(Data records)
----------------------------------------

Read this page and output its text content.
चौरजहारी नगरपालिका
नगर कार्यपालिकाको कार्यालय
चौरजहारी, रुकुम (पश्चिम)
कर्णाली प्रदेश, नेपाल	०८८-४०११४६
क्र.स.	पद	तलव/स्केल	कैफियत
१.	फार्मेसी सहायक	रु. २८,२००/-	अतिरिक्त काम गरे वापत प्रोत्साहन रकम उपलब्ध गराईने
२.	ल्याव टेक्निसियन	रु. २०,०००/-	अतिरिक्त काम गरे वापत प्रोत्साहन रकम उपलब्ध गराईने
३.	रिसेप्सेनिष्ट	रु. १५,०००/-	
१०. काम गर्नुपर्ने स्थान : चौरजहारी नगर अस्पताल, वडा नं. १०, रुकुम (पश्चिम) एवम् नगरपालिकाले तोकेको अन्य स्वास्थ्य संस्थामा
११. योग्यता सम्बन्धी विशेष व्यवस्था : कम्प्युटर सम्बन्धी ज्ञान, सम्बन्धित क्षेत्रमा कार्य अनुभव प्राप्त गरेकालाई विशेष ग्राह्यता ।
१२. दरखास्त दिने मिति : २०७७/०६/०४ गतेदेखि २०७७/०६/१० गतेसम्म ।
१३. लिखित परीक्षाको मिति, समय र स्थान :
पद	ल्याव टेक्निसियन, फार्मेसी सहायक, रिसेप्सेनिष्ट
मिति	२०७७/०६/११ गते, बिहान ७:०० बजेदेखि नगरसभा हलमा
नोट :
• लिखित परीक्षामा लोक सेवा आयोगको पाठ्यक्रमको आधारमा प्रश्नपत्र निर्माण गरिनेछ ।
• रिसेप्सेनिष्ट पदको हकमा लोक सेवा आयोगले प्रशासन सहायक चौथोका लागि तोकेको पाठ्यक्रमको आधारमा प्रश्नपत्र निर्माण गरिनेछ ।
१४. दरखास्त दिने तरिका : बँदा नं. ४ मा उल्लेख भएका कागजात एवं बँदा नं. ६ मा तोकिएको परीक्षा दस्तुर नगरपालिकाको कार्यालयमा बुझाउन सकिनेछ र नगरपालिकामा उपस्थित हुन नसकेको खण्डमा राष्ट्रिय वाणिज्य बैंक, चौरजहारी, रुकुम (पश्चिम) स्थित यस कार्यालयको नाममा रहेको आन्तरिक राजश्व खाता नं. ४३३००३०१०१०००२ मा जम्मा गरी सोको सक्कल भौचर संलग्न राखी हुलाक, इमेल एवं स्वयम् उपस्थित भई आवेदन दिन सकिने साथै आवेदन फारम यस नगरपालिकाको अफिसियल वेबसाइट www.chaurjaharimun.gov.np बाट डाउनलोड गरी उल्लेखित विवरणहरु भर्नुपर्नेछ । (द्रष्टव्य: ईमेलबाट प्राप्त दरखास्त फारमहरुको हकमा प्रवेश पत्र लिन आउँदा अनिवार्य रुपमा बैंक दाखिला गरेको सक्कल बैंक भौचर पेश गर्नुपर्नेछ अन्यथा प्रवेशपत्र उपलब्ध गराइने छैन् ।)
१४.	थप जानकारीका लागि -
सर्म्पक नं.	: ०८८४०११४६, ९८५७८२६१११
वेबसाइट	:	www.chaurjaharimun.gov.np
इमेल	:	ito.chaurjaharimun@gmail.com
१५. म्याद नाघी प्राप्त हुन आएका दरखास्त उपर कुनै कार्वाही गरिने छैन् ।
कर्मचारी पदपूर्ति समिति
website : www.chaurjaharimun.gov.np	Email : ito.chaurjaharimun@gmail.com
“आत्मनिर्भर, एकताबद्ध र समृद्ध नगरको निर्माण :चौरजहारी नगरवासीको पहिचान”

----------------------------------------

Set task
Gather up, from the records above, each line where the word "gmail" appears.

Output of the task
इमेल	:	ito.chaurjaharimun@gmail.com
website : www.chaurjaharimun.gov.np	Email : ito.chaurjaharimun@gmail.com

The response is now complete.